EXERCISE INSTRUCTIONS: Please find all lines in the data that hold the string "structured" and copy them.

Stored data:
## Begin
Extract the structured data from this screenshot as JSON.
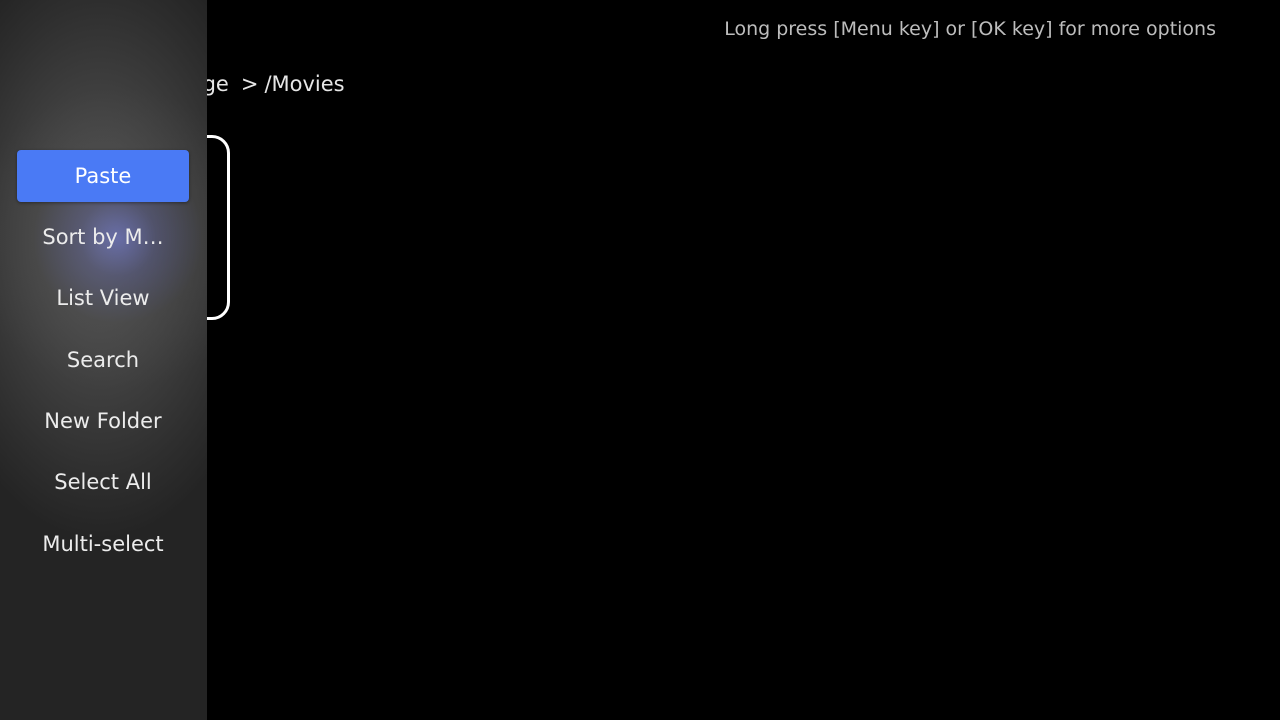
{
  "header": {
    "hint": "Long press [Menu key] or [OK key] for more options"
  },
  "breadcrumb": {
    "root": "torage",
    "separator": ">",
    "current": "/Movies"
  },
  "menu": {
    "items": [
      {
        "label": "Paste",
        "selected": true
      },
      {
        "label": "Sort by M…",
        "selected": false
      },
      {
        "label": "List View",
        "selected": false
      },
      {
        "label": "Search",
        "selected": false
      },
      {
        "label": "New Folder",
        "selected": false
      },
      {
        "label": "Select All",
        "selected": false
      },
      {
        "label": "Multi-select",
        "selected": false
      }
    ]
  },
  "colors": {
    "accent": "#4a7af5",
    "background": "#000000",
    "sidebar": "#242424"
  }
}
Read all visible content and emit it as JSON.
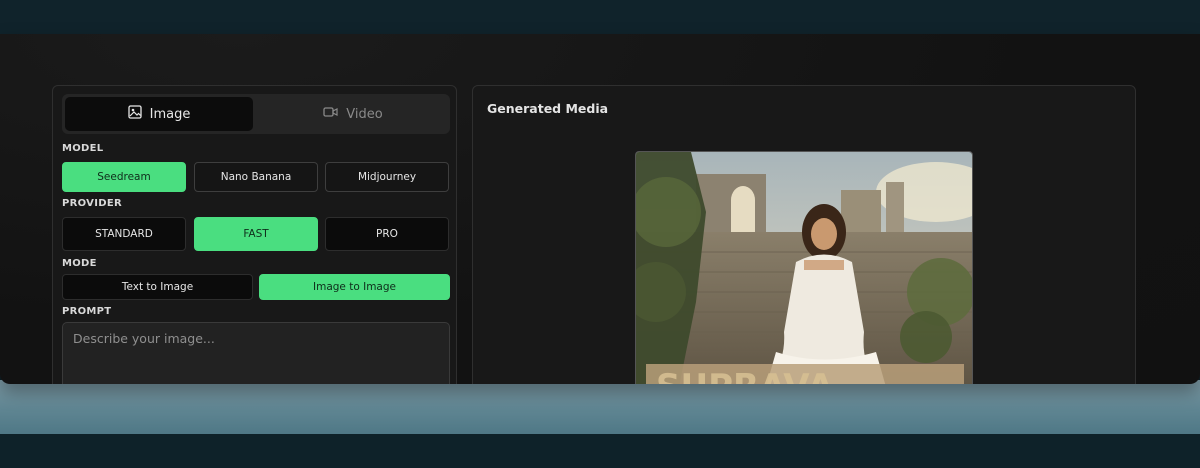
{
  "tabs": [
    {
      "label": "Image",
      "icon": "image-icon",
      "active": true
    },
    {
      "label": "Video",
      "icon": "video-icon",
      "active": false
    }
  ],
  "model": {
    "label": "MODEL",
    "options": [
      "Seedream",
      "Nano Banana",
      "Midjourney"
    ],
    "selected": "Seedream"
  },
  "provider": {
    "label": "PROVIDER",
    "options": [
      "STANDARD",
      "FAST",
      "PRO"
    ],
    "selected": "FAST"
  },
  "mode": {
    "label": "MODE",
    "options": [
      "Text to Image",
      "Image to Image"
    ],
    "selected": "Image to Image"
  },
  "prompt": {
    "label": "PROMPT",
    "placeholder": "Describe your image..."
  },
  "media": {
    "title": "Generated Media"
  },
  "colors": {
    "accent": "#4ade80",
    "panel": "#181818",
    "background": "#0f2027"
  }
}
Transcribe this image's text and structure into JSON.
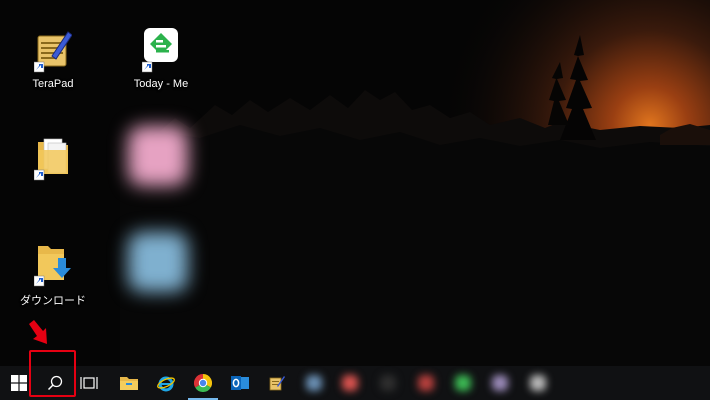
{
  "desktop": {
    "icons": [
      {
        "label": "TeraPad",
        "icon": "terapad-icon"
      },
      {
        "label": "Today - Me",
        "icon": "feedly-icon"
      },
      {
        "label": "",
        "icon": "folder-icon"
      },
      {
        "label": "ダウンロード",
        "icon": "downloads-folder-icon"
      }
    ]
  },
  "taskbar": {
    "buttons": [
      {
        "icon": "windows-start-icon"
      },
      {
        "icon": "search-icon"
      },
      {
        "icon": "task-view-icon"
      },
      {
        "icon": "file-explorer-icon"
      },
      {
        "icon": "internet-explorer-icon"
      },
      {
        "icon": "chrome-icon"
      },
      {
        "icon": "outlook-icon"
      },
      {
        "icon": "terapad-taskbar-icon"
      }
    ]
  },
  "annotation": {
    "highlight_color": "#e60012",
    "target": "search-icon"
  },
  "colors": {
    "taskbar_bg": "#101113",
    "active_indicator": "#76b9ed",
    "sky_glow": "#d9681a"
  }
}
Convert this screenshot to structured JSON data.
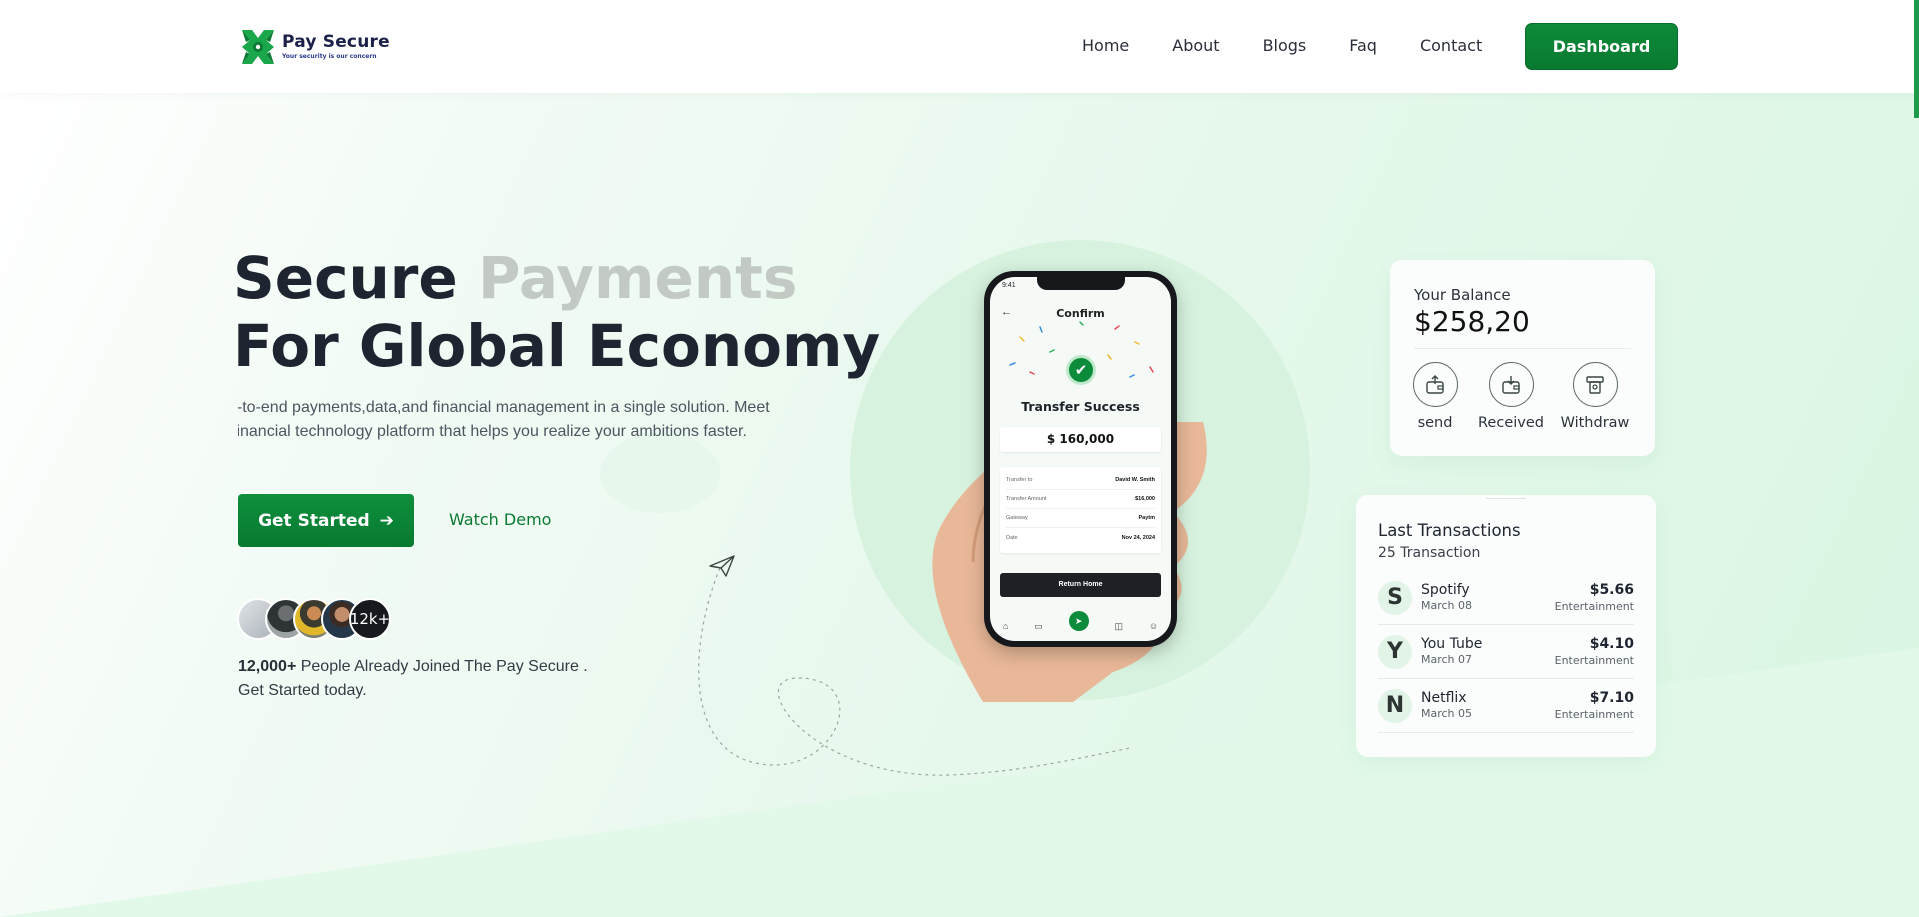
{
  "header": {
    "logo_name": "Pay Secure",
    "logo_tagline": "Your security is our concern",
    "nav": [
      "Home",
      "About",
      "Blogs",
      "Faq",
      "Contact"
    ],
    "dashboard_label": "Dashboard"
  },
  "hero": {
    "title_line1_word1": "Secure",
    "title_line1_word2": "Payments",
    "title_line2": "For Global Economy",
    "desc_line1": "d-to-end payments,data,and financial management in a single solution. Meet",
    "desc_line2": "financial technology platform that helps you realize your ambitions faster.",
    "start_label": "Get Started",
    "demo_label": "Watch Demo",
    "joined_count_badge": "12k+",
    "joined_bold": "12,000+",
    "joined_text": "People Already Joined The Pay Secure .",
    "joined_line2": "Get Started today."
  },
  "phone": {
    "status_time": "9:41",
    "title": "Confirm",
    "success": "Transfer Success",
    "amount": "$ 160,000",
    "details": [
      {
        "label": "Transfer to",
        "value": "David W. Smith"
      },
      {
        "label": "Transfer Amount",
        "value": "$16,000"
      },
      {
        "label": "Gateway",
        "value": "Paytm"
      },
      {
        "label": "Date",
        "value": "Nov 24, 2024"
      }
    ],
    "return_label": "Return Home"
  },
  "balance": {
    "label": "Your Balance",
    "value": "$258,20",
    "actions": [
      {
        "label": "send",
        "icon": "wallet-send-icon"
      },
      {
        "label": "Received",
        "icon": "wallet-receive-icon"
      },
      {
        "label": "Withdraw",
        "icon": "withdraw-icon"
      }
    ]
  },
  "transactions": {
    "title": "Last Transactions",
    "count": "25 Transaction",
    "items": [
      {
        "initial": "S",
        "name": "Spotify",
        "date": "March 08",
        "amount": "$5.66",
        "category": "Entertainment"
      },
      {
        "initial": "Y",
        "name": "You Tube",
        "date": "March 07",
        "amount": "$4.10",
        "category": "Entertainment"
      },
      {
        "initial": "N",
        "name": "Netflix",
        "date": "March 05",
        "amount": "$7.10",
        "category": "Entertainment"
      }
    ]
  },
  "colors": {
    "brand_green": "#0b8a3a",
    "dark_text": "#1f2530",
    "faded_title": "#c3cac4",
    "hero_bg": "#e6f8ec"
  }
}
## End
FINISHED TASK:
Extract the structured data from this screenshot as JSON.
Convert this screenshot to structured JSON data.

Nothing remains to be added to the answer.